---------- STORED RECORDS
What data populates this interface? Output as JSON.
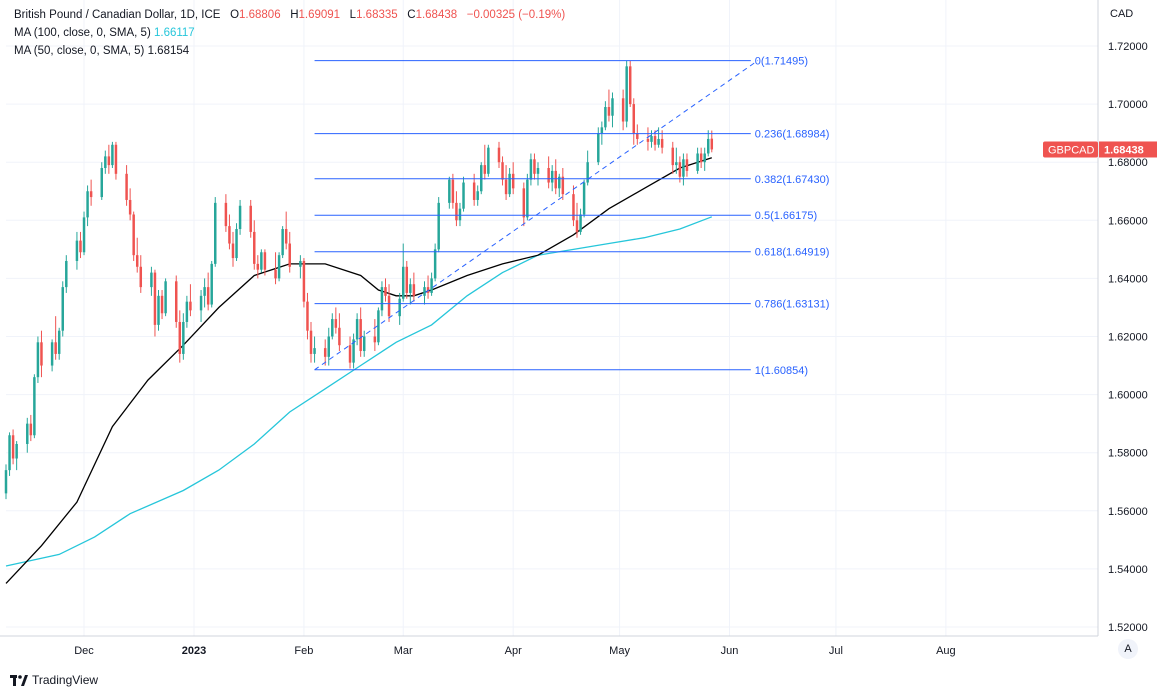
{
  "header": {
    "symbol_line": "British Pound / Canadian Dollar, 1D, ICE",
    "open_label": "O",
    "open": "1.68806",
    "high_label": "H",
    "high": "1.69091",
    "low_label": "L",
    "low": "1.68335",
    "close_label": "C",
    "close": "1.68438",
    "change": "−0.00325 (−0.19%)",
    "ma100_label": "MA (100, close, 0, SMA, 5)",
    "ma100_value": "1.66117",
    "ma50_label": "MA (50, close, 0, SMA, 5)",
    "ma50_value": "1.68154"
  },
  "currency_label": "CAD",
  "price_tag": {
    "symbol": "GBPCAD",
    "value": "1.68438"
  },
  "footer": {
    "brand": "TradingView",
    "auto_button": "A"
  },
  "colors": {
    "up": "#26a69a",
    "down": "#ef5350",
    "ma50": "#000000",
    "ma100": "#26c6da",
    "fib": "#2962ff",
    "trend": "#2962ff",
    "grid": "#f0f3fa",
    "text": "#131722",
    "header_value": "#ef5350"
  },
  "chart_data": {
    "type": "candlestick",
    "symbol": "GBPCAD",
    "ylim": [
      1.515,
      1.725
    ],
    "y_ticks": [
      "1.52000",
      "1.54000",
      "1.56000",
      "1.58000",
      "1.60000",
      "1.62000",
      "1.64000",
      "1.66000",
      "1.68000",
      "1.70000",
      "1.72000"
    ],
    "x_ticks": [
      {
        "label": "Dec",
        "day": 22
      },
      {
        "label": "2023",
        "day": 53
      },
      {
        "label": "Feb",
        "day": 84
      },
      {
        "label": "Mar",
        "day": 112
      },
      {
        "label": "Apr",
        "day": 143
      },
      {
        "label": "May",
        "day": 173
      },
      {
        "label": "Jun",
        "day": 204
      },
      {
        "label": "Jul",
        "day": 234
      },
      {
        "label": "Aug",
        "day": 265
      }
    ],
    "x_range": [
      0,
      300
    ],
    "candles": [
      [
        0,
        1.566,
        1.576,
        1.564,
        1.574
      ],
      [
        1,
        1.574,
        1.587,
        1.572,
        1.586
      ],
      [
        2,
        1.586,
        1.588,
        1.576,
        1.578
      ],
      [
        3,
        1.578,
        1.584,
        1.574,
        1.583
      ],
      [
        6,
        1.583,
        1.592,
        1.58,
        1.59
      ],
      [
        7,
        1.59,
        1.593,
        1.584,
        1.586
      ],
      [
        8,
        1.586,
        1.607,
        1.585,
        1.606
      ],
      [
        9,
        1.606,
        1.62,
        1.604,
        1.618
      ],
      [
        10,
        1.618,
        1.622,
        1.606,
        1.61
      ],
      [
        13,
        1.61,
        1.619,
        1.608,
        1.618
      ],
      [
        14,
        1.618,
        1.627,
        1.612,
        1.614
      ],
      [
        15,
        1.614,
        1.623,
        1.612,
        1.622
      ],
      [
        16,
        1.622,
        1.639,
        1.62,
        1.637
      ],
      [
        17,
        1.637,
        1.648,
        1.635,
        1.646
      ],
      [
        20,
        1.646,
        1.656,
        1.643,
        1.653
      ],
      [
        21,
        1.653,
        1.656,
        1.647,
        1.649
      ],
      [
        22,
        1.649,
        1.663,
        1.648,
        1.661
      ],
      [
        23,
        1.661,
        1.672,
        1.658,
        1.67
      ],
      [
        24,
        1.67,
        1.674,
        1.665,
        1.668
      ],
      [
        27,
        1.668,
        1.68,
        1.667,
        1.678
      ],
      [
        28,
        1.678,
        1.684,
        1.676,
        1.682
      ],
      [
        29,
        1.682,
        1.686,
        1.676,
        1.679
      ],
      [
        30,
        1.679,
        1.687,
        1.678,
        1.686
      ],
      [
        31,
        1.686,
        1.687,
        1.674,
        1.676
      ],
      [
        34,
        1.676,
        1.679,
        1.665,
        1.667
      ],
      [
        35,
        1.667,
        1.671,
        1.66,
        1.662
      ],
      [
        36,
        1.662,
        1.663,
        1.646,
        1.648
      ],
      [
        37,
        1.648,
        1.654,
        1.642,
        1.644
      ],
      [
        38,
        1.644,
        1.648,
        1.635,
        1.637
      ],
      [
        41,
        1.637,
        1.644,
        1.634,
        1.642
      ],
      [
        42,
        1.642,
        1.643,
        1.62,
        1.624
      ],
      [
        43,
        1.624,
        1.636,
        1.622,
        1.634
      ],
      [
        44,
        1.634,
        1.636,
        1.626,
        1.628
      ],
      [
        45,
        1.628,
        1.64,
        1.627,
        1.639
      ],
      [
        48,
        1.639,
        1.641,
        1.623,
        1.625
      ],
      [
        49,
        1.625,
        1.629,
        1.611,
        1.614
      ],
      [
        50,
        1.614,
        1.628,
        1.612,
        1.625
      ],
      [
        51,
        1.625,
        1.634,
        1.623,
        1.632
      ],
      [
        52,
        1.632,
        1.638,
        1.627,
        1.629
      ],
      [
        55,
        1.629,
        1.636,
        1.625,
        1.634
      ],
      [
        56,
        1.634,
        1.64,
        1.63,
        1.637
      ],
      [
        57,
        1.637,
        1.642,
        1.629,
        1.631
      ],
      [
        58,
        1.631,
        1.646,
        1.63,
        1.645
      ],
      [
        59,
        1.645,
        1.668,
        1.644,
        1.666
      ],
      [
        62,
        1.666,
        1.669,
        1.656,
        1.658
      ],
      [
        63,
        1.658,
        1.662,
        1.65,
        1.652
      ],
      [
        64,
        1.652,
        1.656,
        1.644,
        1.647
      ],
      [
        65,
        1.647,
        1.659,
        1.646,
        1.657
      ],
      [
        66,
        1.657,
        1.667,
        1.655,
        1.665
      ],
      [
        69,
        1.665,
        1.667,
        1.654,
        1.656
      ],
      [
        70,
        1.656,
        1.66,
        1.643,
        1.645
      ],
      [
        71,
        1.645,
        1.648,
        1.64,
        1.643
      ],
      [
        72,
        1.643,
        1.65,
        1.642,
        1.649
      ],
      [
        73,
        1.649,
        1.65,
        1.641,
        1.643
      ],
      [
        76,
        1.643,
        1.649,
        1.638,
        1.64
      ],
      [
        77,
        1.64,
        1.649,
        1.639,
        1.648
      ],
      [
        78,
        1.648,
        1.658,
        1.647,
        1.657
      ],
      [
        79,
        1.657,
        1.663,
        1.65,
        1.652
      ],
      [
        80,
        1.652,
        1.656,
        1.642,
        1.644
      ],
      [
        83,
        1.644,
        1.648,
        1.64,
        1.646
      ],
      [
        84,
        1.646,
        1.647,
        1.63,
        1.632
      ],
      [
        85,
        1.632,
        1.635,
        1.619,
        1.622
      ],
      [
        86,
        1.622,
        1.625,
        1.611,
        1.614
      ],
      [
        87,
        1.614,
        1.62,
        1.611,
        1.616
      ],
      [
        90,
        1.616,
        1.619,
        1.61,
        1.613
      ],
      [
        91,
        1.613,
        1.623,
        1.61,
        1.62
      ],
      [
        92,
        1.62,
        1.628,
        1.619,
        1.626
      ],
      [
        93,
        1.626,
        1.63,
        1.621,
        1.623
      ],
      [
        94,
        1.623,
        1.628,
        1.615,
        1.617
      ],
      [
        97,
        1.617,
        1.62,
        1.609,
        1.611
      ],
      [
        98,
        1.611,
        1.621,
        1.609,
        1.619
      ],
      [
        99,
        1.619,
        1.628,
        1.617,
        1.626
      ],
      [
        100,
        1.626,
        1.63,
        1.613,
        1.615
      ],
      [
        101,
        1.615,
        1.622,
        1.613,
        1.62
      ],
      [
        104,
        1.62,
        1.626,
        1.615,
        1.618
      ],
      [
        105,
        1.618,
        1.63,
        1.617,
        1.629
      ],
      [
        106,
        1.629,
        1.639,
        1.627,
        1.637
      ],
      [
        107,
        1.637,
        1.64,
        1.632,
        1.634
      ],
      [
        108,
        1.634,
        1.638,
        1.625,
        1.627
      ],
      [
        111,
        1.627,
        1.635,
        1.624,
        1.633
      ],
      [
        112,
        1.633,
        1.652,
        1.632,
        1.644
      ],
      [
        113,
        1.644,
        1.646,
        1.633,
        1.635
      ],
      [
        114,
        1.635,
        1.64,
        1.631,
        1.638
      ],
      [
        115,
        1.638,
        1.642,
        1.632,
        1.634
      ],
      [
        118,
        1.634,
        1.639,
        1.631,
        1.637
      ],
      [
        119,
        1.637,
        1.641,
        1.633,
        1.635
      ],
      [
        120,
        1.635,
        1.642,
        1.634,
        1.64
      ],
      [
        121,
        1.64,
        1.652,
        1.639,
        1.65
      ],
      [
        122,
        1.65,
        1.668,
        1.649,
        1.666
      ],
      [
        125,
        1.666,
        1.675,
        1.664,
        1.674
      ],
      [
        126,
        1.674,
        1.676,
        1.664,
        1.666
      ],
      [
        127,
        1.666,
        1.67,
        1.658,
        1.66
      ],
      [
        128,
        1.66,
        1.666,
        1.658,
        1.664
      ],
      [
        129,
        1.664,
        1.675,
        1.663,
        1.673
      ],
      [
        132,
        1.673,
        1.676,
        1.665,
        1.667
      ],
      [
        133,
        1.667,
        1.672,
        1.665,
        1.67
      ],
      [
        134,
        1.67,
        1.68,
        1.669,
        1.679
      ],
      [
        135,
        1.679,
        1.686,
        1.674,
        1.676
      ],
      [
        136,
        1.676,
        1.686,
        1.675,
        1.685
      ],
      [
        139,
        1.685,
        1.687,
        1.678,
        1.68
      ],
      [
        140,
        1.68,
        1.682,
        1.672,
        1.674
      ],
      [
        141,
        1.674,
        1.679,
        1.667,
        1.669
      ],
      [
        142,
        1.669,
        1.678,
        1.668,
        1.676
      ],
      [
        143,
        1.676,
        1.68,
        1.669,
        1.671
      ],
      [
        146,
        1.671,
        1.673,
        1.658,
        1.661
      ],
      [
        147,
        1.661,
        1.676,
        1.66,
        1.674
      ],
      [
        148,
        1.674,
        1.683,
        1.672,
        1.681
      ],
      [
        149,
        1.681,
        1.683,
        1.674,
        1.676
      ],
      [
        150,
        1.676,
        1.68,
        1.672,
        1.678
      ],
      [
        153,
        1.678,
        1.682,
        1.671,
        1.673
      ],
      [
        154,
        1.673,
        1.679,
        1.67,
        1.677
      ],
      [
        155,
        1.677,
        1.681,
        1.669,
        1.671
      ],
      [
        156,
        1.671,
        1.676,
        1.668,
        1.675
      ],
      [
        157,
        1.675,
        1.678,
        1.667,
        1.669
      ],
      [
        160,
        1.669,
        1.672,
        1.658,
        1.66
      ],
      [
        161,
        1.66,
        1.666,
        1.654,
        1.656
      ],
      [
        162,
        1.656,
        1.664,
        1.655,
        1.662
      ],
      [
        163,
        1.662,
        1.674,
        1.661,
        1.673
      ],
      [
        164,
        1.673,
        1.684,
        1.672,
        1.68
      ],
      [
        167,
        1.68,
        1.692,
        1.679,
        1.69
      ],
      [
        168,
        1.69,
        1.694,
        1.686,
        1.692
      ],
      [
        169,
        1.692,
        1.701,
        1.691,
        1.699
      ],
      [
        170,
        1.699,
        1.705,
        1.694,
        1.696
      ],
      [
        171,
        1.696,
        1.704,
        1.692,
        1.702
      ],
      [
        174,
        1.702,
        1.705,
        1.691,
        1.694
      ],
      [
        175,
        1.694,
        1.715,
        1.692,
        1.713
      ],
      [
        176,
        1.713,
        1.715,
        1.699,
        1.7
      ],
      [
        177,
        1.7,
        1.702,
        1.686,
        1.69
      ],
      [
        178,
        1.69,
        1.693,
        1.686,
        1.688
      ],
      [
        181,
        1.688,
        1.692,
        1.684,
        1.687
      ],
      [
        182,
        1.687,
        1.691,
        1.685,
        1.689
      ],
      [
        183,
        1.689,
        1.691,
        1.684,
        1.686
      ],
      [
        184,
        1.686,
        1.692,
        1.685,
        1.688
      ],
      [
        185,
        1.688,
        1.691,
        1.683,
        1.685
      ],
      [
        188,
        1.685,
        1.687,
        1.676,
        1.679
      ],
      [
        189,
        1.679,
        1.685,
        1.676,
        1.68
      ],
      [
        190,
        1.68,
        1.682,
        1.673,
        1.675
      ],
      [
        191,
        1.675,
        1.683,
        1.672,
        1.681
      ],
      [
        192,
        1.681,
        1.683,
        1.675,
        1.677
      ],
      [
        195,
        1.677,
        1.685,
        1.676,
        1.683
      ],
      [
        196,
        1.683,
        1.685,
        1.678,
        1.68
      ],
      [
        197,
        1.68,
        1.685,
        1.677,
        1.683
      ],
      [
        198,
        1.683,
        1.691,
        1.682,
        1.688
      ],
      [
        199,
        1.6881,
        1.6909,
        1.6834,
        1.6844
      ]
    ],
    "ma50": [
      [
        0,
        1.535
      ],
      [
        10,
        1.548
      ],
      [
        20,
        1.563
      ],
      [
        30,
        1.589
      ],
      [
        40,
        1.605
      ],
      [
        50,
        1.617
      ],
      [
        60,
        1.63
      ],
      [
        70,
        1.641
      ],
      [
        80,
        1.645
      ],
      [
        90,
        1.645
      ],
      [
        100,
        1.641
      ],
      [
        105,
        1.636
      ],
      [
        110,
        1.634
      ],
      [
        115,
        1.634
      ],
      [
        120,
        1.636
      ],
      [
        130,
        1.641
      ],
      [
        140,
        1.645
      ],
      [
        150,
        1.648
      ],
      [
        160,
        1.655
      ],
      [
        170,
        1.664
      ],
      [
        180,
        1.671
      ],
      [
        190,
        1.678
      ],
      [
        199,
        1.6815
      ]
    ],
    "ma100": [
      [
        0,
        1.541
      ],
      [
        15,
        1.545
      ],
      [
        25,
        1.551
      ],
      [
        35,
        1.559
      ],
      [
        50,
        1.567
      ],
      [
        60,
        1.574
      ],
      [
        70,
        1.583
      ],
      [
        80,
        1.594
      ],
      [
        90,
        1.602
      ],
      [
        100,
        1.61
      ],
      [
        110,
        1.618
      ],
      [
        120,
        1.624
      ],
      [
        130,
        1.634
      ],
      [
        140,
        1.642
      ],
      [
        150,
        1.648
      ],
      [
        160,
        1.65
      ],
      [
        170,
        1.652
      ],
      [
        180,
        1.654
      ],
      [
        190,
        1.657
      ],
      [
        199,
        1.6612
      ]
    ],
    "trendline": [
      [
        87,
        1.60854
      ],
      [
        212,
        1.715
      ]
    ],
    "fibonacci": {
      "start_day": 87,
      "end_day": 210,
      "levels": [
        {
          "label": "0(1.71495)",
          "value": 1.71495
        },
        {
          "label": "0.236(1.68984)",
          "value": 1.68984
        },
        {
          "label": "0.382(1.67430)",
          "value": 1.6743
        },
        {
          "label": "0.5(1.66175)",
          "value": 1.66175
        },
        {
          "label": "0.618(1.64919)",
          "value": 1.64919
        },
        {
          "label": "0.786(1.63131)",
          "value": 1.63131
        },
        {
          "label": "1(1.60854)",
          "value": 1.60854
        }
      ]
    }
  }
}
--------------------
---------- STORED RECORDS
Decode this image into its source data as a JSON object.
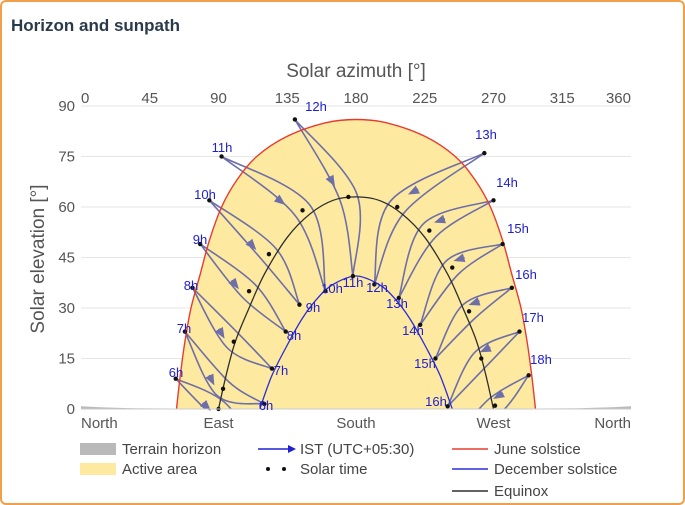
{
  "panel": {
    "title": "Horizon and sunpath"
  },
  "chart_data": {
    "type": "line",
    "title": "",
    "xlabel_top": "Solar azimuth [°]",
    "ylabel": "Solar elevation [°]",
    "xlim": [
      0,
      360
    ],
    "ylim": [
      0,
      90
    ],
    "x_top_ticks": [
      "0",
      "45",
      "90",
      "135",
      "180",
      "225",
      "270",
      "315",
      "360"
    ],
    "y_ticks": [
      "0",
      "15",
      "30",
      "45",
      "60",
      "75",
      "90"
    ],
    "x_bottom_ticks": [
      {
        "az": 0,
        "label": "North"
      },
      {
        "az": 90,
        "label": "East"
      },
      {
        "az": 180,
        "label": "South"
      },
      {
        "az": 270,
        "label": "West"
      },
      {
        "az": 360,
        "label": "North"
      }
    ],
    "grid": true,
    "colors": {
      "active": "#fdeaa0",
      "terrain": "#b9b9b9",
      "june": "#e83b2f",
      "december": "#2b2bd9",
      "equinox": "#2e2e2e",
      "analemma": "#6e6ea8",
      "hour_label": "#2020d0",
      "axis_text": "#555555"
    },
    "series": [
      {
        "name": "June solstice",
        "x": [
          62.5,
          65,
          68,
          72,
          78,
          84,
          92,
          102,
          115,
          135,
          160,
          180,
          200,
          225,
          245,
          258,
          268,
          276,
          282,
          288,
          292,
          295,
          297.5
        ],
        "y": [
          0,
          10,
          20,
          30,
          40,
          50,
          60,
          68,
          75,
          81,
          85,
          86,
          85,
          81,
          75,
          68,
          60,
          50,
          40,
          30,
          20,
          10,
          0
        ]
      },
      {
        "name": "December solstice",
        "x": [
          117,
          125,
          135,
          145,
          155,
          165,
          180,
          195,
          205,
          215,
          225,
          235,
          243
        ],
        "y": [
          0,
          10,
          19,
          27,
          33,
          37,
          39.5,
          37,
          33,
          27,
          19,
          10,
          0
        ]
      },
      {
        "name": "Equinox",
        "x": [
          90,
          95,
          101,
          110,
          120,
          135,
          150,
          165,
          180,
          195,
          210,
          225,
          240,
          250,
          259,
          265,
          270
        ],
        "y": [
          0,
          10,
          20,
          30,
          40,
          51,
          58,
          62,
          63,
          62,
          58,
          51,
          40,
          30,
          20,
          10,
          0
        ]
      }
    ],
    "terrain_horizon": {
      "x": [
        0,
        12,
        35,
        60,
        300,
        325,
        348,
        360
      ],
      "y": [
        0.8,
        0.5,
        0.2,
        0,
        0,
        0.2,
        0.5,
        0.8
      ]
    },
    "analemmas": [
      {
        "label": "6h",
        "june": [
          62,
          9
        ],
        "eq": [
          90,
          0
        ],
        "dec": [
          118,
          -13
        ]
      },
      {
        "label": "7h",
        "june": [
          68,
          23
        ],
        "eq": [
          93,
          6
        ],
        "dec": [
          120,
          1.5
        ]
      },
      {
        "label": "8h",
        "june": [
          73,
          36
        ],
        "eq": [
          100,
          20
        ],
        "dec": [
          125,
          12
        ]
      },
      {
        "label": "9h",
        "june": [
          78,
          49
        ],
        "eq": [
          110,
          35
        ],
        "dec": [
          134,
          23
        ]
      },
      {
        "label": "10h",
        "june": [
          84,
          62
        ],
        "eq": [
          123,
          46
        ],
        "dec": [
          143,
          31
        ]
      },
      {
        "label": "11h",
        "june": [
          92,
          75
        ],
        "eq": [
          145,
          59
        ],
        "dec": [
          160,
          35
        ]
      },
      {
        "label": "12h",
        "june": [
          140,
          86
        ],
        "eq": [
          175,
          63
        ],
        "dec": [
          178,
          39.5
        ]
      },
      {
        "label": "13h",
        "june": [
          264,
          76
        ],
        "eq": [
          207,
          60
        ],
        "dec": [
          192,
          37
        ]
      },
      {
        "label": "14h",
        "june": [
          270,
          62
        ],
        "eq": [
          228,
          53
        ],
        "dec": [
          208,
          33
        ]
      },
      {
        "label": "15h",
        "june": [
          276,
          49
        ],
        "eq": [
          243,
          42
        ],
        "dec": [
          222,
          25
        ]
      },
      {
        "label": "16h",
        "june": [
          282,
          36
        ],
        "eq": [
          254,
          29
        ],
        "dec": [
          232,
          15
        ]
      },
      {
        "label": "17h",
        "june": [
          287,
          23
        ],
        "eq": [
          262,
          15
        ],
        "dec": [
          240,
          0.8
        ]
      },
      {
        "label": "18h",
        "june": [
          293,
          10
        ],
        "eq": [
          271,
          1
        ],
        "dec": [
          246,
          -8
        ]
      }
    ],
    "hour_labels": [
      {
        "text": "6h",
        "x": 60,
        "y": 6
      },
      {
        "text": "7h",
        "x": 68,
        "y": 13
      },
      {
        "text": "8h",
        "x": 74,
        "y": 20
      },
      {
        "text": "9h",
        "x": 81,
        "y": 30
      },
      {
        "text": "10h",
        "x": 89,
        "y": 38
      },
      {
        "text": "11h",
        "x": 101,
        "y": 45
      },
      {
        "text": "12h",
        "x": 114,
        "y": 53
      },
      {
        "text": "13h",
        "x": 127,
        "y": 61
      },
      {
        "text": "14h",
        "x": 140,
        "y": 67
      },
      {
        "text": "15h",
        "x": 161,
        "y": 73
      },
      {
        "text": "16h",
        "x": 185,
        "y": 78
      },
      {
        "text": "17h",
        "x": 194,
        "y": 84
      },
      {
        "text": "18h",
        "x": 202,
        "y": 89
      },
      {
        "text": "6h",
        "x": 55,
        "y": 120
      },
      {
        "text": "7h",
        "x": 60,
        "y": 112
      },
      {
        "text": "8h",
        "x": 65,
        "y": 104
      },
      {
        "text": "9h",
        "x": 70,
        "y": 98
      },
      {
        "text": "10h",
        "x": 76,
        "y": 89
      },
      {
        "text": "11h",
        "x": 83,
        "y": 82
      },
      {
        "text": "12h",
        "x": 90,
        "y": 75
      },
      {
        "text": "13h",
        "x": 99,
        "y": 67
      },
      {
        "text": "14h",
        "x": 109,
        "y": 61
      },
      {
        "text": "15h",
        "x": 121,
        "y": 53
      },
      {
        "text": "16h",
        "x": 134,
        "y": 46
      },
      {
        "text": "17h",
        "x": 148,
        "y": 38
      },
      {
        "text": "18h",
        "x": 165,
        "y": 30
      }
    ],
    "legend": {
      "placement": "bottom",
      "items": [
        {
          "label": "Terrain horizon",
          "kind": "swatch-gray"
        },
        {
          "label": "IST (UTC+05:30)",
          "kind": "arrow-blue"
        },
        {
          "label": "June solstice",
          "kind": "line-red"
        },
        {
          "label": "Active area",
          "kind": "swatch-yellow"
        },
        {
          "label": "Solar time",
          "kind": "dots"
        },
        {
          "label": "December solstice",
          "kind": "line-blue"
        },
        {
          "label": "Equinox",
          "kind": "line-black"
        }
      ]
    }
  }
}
--------------------
*REQUIRED WORK*. Of all the lines above, how many contain the word "name"? Give the number and nothing else.

*ANSWER TO THE TASK*. 3